_Given information_
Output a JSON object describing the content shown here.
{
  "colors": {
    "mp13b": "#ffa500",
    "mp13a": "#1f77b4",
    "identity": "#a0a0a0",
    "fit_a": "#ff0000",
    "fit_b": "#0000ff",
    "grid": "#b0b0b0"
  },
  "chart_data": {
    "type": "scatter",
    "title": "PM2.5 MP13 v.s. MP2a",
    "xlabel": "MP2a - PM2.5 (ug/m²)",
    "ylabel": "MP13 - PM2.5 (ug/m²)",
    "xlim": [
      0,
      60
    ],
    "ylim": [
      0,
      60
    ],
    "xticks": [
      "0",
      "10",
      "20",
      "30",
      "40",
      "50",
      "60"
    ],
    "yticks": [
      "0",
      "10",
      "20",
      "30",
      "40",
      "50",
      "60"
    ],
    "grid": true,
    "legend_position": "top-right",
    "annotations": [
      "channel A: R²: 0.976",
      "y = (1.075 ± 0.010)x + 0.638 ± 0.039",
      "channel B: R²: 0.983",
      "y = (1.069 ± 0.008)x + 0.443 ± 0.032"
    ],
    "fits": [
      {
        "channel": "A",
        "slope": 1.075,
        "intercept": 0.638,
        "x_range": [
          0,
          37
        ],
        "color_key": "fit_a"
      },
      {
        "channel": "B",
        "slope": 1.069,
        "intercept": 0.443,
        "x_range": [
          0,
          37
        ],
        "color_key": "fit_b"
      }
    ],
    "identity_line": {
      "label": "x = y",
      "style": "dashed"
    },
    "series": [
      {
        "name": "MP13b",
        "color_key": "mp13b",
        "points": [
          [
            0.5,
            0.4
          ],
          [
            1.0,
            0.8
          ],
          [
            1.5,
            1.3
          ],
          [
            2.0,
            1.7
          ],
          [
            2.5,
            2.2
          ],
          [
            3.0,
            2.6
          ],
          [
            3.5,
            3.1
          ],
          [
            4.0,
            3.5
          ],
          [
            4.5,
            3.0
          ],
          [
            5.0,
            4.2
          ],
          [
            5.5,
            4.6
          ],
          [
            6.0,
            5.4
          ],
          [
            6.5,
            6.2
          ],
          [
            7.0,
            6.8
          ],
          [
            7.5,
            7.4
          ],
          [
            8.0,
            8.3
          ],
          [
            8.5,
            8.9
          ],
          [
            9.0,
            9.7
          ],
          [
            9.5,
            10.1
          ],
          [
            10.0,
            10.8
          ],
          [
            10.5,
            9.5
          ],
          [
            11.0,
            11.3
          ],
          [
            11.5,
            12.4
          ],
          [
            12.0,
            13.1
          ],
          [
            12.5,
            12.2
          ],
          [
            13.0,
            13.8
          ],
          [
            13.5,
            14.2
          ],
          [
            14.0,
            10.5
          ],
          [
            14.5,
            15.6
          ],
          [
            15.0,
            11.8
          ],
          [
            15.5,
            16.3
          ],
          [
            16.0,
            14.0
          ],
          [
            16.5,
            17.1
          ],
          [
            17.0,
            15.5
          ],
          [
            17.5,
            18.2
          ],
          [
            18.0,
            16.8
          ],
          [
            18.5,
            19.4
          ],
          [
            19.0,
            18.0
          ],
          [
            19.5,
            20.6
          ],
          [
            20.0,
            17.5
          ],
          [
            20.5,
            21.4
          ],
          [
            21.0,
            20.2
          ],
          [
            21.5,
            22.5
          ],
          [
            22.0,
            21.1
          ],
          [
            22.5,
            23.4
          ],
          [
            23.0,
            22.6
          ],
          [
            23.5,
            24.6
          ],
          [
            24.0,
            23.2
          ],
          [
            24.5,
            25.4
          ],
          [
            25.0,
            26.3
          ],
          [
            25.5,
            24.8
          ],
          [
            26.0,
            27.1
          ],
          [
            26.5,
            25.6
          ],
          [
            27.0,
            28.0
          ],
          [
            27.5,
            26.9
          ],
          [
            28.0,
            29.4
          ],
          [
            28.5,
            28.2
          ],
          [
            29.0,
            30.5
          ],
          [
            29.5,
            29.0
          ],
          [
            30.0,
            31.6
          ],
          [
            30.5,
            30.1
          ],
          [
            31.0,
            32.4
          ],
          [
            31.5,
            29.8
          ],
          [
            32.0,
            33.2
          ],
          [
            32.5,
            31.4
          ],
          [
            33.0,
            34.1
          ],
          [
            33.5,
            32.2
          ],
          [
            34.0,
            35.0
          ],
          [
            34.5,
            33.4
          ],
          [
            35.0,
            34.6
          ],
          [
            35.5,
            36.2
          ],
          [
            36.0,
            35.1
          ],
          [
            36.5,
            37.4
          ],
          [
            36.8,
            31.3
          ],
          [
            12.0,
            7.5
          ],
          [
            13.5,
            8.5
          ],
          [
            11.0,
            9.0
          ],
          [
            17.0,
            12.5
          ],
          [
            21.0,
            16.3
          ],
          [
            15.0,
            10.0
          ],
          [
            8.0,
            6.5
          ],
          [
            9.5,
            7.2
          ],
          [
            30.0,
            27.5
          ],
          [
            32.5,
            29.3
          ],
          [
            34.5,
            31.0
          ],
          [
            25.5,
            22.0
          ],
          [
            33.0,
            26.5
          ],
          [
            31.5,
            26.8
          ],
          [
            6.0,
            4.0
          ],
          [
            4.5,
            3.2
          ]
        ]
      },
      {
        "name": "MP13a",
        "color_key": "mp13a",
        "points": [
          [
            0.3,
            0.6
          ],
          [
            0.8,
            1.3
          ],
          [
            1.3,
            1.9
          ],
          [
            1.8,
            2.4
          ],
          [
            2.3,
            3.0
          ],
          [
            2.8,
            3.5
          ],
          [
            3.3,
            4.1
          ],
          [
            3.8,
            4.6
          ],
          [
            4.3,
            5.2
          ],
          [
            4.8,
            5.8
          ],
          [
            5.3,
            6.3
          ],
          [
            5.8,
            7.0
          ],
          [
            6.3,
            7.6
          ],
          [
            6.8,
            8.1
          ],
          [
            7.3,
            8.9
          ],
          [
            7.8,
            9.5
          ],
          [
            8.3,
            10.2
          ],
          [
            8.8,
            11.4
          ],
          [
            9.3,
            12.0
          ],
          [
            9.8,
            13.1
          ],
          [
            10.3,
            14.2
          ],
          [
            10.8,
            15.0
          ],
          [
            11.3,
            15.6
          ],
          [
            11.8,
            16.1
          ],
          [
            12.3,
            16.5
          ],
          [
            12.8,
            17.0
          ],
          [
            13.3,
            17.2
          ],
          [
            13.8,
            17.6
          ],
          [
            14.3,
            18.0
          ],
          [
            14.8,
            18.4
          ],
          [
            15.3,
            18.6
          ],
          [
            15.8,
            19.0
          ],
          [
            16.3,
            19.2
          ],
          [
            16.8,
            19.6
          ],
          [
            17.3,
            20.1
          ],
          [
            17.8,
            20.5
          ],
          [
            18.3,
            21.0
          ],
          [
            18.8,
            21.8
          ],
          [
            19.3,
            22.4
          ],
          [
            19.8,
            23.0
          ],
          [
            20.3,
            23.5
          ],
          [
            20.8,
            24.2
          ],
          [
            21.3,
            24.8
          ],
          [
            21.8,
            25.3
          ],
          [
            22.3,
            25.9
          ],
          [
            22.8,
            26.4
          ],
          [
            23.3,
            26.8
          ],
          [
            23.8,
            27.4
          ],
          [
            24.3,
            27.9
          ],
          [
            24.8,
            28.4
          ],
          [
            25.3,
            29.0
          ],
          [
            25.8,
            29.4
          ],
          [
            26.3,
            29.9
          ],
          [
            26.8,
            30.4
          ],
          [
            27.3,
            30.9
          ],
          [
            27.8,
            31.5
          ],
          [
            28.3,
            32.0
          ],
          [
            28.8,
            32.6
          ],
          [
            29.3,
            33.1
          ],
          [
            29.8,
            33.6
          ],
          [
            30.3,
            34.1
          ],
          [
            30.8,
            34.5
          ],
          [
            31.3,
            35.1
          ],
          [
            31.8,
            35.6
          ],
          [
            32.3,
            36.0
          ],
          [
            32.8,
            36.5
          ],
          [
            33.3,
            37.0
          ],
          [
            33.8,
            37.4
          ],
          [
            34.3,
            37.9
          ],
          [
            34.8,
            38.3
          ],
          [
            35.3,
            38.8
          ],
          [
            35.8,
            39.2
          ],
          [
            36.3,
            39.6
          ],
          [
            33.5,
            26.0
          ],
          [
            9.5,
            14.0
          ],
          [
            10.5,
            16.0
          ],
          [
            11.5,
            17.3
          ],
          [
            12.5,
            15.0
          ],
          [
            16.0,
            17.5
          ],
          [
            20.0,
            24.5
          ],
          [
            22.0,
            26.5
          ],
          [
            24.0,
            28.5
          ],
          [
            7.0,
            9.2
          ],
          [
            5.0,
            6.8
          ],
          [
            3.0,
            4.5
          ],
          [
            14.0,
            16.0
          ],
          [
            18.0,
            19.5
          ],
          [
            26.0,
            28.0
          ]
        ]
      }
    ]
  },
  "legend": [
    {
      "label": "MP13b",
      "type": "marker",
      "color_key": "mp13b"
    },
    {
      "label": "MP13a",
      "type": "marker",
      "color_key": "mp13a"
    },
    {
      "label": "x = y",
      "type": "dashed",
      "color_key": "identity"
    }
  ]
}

_Aim of the task_
What is the number of lines in these records that contain "type"? Reply with the number only.

_Task result_
4